*** Listed records

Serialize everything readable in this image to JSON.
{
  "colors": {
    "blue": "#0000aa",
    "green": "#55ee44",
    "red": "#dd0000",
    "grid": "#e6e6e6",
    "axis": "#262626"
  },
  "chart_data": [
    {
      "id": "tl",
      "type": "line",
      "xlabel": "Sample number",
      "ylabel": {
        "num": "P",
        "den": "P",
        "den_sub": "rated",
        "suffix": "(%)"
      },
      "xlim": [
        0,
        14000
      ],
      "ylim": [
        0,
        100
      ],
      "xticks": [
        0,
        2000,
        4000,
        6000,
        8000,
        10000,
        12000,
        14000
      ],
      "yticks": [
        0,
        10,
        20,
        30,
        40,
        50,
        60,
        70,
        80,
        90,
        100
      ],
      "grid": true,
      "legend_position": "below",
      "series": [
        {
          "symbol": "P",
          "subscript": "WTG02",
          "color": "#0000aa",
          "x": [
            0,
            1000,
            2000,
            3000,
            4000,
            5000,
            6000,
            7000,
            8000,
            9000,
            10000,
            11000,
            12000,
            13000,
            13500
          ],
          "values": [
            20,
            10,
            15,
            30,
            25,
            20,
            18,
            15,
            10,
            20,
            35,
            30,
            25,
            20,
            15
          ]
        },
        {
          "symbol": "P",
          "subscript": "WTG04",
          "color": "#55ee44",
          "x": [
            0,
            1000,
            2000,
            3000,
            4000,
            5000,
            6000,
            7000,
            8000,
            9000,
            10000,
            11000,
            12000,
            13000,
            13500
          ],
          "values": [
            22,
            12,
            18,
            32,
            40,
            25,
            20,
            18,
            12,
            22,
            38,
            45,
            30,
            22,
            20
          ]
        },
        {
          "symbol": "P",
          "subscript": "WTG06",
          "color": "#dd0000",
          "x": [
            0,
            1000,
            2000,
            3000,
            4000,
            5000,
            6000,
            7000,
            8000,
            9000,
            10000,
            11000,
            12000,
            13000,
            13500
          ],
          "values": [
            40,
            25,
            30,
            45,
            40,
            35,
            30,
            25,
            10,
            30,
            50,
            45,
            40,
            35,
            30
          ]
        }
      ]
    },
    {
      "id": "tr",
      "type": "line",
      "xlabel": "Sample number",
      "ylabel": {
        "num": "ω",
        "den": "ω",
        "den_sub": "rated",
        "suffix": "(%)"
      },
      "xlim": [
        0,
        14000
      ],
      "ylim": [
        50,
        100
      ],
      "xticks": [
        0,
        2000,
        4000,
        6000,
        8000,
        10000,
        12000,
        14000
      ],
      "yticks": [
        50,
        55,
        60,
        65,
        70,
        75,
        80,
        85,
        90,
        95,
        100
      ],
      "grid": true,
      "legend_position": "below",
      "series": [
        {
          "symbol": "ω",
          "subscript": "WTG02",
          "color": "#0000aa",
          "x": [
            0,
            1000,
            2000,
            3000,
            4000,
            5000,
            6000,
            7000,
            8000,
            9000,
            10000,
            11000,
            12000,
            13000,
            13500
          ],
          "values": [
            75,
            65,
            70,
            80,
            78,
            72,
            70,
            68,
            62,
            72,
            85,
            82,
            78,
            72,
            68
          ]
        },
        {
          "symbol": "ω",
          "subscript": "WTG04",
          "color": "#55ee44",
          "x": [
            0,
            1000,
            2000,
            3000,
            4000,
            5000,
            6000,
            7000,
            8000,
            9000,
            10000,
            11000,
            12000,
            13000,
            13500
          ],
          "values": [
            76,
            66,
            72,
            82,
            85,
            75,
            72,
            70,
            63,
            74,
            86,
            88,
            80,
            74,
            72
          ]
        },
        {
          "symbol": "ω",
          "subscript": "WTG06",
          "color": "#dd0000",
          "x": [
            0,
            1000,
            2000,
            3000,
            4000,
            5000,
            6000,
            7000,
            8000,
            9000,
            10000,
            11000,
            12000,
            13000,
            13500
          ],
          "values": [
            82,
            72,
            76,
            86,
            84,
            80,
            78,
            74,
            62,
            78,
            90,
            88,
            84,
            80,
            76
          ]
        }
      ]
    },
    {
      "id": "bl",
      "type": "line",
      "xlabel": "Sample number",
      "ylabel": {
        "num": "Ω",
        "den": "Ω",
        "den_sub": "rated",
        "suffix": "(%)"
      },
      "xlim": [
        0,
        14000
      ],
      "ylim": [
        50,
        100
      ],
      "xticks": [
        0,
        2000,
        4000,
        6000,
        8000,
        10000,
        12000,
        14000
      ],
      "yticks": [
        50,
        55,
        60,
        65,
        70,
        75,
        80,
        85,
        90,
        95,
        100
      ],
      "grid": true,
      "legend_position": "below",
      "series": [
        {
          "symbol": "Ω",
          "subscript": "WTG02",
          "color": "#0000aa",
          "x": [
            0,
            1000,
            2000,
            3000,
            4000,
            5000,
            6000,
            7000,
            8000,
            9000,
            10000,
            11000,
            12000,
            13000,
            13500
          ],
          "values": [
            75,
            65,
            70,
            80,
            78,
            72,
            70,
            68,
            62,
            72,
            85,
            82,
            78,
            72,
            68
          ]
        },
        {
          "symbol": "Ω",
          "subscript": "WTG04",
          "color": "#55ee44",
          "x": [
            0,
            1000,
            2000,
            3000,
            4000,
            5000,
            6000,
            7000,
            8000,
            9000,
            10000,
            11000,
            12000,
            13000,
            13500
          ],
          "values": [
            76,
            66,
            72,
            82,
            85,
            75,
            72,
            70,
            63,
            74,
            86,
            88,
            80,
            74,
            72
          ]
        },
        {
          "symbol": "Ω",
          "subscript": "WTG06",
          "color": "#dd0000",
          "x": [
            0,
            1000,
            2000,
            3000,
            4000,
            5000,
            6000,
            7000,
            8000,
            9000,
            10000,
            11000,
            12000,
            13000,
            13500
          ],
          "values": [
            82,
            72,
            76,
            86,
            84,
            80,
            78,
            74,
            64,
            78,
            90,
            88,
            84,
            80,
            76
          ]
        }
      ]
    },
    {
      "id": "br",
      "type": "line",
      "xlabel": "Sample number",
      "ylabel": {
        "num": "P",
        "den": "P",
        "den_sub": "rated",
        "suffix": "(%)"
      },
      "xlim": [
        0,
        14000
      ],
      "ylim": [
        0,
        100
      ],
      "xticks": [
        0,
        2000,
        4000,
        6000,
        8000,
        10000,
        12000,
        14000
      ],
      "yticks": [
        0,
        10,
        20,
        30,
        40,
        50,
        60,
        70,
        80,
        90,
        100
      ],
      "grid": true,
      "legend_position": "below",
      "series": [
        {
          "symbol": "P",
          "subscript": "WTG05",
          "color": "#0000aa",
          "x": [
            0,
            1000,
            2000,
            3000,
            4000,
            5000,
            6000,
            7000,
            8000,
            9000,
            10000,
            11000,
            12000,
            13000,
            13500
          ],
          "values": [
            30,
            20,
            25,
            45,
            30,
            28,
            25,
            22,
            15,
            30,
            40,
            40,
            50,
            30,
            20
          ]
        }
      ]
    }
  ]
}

******

**What to produce**
Output the listing above word for word.

**Answer for the task**
Serialize everything readable in this image to JSON.
{
  "colors": {
    "blue": "#0000aa",
    "green": "#55ee44",
    "red": "#dd0000",
    "grid": "#e6e6e6",
    "axis": "#262626"
  },
  "chart_data": [
    {
      "id": "tl",
      "type": "line",
      "xlabel": "Sample number",
      "ylabel": {
        "num": "P",
        "den": "P",
        "den_sub": "rated",
        "suffix": "(%)"
      },
      "xlim": [
        0,
        14000
      ],
      "ylim": [
        0,
        100
      ],
      "xticks": [
        0,
        2000,
        4000,
        6000,
        8000,
        10000,
        12000,
        14000
      ],
      "yticks": [
        0,
        10,
        20,
        30,
        40,
        50,
        60,
        70,
        80,
        90,
        100
      ],
      "grid": true,
      "legend_position": "below",
      "series": [
        {
          "symbol": "P",
          "subscript": "WTG02",
          "color": "#0000aa",
          "x": [
            0,
            1000,
            2000,
            3000,
            4000,
            5000,
            6000,
            7000,
            8000,
            9000,
            10000,
            11000,
            12000,
            13000,
            13500
          ],
          "values": [
            20,
            10,
            15,
            30,
            25,
            20,
            18,
            15,
            10,
            20,
            35,
            30,
            25,
            20,
            15
          ]
        },
        {
          "symbol": "P",
          "subscript": "WTG04",
          "color": "#55ee44",
          "x": [
            0,
            1000,
            2000,
            3000,
            4000,
            5000,
            6000,
            7000,
            8000,
            9000,
            10000,
            11000,
            12000,
            13000,
            13500
          ],
          "values": [
            22,
            12,
            18,
            32,
            40,
            25,
            20,
            18,
            12,
            22,
            38,
            45,
            30,
            22,
            20
          ]
        },
        {
          "symbol": "P",
          "subscript": "WTG06",
          "color": "#dd0000",
          "x": [
            0,
            1000,
            2000,
            3000,
            4000,
            5000,
            6000,
            7000,
            8000,
            9000,
            10000,
            11000,
            12000,
            13000,
            13500
          ],
          "values": [
            40,
            25,
            30,
            45,
            40,
            35,
            30,
            25,
            10,
            30,
            50,
            45,
            40,
            35,
            30
          ]
        }
      ]
    },
    {
      "id": "tr",
      "type": "line",
      "xlabel": "Sample number",
      "ylabel": {
        "num": "ω",
        "den": "ω",
        "den_sub": "rated",
        "suffix": "(%)"
      },
      "xlim": [
        0,
        14000
      ],
      "ylim": [
        50,
        100
      ],
      "xticks": [
        0,
        2000,
        4000,
        6000,
        8000,
        10000,
        12000,
        14000
      ],
      "yticks": [
        50,
        55,
        60,
        65,
        70,
        75,
        80,
        85,
        90,
        95,
        100
      ],
      "grid": true,
      "legend_position": "below",
      "series": [
        {
          "symbol": "ω",
          "subscript": "WTG02",
          "color": "#0000aa",
          "x": [
            0,
            1000,
            2000,
            3000,
            4000,
            5000,
            6000,
            7000,
            8000,
            9000,
            10000,
            11000,
            12000,
            13000,
            13500
          ],
          "values": [
            75,
            65,
            70,
            80,
            78,
            72,
            70,
            68,
            62,
            72,
            85,
            82,
            78,
            72,
            68
          ]
        },
        {
          "symbol": "ω",
          "subscript": "WTG04",
          "color": "#55ee44",
          "x": [
            0,
            1000,
            2000,
            3000,
            4000,
            5000,
            6000,
            7000,
            8000,
            9000,
            10000,
            11000,
            12000,
            13000,
            13500
          ],
          "values": [
            76,
            66,
            72,
            82,
            85,
            75,
            72,
            70,
            63,
            74,
            86,
            88,
            80,
            74,
            72
          ]
        },
        {
          "symbol": "ω",
          "subscript": "WTG06",
          "color": "#dd0000",
          "x": [
            0,
            1000,
            2000,
            3000,
            4000,
            5000,
            6000,
            7000,
            8000,
            9000,
            10000,
            11000,
            12000,
            13000,
            13500
          ],
          "values": [
            82,
            72,
            76,
            86,
            84,
            80,
            78,
            74,
            62,
            78,
            90,
            88,
            84,
            80,
            76
          ]
        }
      ]
    },
    {
      "id": "bl",
      "type": "line",
      "xlabel": "Sample number",
      "ylabel": {
        "num": "Ω",
        "den": "Ω",
        "den_sub": "rated",
        "suffix": "(%)"
      },
      "xlim": [
        0,
        14000
      ],
      "ylim": [
        50,
        100
      ],
      "xticks": [
        0,
        2000,
        4000,
        6000,
        8000,
        10000,
        12000,
        14000
      ],
      "yticks": [
        50,
        55,
        60,
        65,
        70,
        75,
        80,
        85,
        90,
        95,
        100
      ],
      "grid": true,
      "legend_position": "below",
      "series": [
        {
          "symbol": "Ω",
          "subscript": "WTG02",
          "color": "#0000aa",
          "x": [
            0,
            1000,
            2000,
            3000,
            4000,
            5000,
            6000,
            7000,
            8000,
            9000,
            10000,
            11000,
            12000,
            13000,
            13500
          ],
          "values": [
            75,
            65,
            70,
            80,
            78,
            72,
            70,
            68,
            62,
            72,
            85,
            82,
            78,
            72,
            68
          ]
        },
        {
          "symbol": "Ω",
          "subscript": "WTG04",
          "color": "#55ee44",
          "x": [
            0,
            1000,
            2000,
            3000,
            4000,
            5000,
            6000,
            7000,
            8000,
            9000,
            10000,
            11000,
            12000,
            13000,
            13500
          ],
          "values": [
            76,
            66,
            72,
            82,
            85,
            75,
            72,
            70,
            63,
            74,
            86,
            88,
            80,
            74,
            72
          ]
        },
        {
          "symbol": "Ω",
          "subscript": "WTG06",
          "color": "#dd0000",
          "x": [
            0,
            1000,
            2000,
            3000,
            4000,
            5000,
            6000,
            7000,
            8000,
            9000,
            10000,
            11000,
            12000,
            13000,
            13500
          ],
          "values": [
            82,
            72,
            76,
            86,
            84,
            80,
            78,
            74,
            64,
            78,
            90,
            88,
            84,
            80,
            76
          ]
        }
      ]
    },
    {
      "id": "br",
      "type": "line",
      "xlabel": "Sample number",
      "ylabel": {
        "num": "P",
        "den": "P",
        "den_sub": "rated",
        "suffix": "(%)"
      },
      "xlim": [
        0,
        14000
      ],
      "ylim": [
        0,
        100
      ],
      "xticks": [
        0,
        2000,
        4000,
        6000,
        8000,
        10000,
        12000,
        14000
      ],
      "yticks": [
        0,
        10,
        20,
        30,
        40,
        50,
        60,
        70,
        80,
        90,
        100
      ],
      "grid": true,
      "legend_position": "below",
      "series": [
        {
          "symbol": "P",
          "subscript": "WTG05",
          "color": "#0000aa",
          "x": [
            0,
            1000,
            2000,
            3000,
            4000,
            5000,
            6000,
            7000,
            8000,
            9000,
            10000,
            11000,
            12000,
            13000,
            13500
          ],
          "values": [
            30,
            20,
            25,
            45,
            30,
            28,
            25,
            22,
            15,
            30,
            40,
            40,
            50,
            30,
            20
          ]
        }
      ]
    }
  ]
}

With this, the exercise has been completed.